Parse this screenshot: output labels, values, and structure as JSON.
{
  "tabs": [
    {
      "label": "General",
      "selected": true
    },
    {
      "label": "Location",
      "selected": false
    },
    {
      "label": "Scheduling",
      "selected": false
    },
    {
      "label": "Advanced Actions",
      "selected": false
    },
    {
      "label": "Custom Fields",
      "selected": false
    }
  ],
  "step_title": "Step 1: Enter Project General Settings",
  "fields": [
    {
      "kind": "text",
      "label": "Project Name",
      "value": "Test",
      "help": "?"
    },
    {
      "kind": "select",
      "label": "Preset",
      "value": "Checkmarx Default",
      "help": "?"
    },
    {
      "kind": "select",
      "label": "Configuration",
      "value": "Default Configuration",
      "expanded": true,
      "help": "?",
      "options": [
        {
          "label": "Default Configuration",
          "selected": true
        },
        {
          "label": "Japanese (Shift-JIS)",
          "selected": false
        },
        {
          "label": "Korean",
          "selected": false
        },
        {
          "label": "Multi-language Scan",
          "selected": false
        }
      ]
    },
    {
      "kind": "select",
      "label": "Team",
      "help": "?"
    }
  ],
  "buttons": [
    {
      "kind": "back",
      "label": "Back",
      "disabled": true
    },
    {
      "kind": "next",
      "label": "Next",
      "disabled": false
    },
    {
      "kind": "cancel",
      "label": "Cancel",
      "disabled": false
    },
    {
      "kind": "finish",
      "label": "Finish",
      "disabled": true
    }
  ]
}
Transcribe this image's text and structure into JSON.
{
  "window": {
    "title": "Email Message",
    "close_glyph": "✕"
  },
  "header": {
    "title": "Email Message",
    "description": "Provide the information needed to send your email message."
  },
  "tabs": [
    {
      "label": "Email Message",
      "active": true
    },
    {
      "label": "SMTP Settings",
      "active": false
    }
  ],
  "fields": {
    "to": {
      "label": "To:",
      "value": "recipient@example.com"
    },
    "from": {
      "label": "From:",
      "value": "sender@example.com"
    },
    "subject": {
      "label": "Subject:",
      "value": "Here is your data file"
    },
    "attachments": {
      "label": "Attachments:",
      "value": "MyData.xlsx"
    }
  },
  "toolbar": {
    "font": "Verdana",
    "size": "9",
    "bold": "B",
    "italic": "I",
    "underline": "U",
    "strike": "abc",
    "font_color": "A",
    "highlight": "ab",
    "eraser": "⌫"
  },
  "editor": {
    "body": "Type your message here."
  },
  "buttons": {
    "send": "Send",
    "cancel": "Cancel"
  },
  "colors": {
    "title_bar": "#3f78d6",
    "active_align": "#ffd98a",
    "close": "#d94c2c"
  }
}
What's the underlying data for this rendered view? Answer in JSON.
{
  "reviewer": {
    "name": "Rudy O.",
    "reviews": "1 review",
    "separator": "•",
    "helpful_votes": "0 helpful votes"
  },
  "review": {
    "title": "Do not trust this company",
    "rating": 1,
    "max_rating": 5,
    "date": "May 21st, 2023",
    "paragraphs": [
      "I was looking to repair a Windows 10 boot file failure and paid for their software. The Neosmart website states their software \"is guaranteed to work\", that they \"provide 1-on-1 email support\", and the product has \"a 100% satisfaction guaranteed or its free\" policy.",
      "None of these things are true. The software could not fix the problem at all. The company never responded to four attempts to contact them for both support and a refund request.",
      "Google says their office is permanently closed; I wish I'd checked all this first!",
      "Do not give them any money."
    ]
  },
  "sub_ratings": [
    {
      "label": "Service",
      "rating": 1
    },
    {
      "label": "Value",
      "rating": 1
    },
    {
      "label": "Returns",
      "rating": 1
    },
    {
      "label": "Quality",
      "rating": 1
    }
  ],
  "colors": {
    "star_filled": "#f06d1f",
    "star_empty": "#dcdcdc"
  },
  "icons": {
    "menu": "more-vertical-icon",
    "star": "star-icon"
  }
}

Work to be completed
Select every line of the material above holding the word "structure" and copy it.

Reply to the exercise
Parse this screenshot: output labels, values, and structure as JSON.
Transcribe this image's text and structure into JSON.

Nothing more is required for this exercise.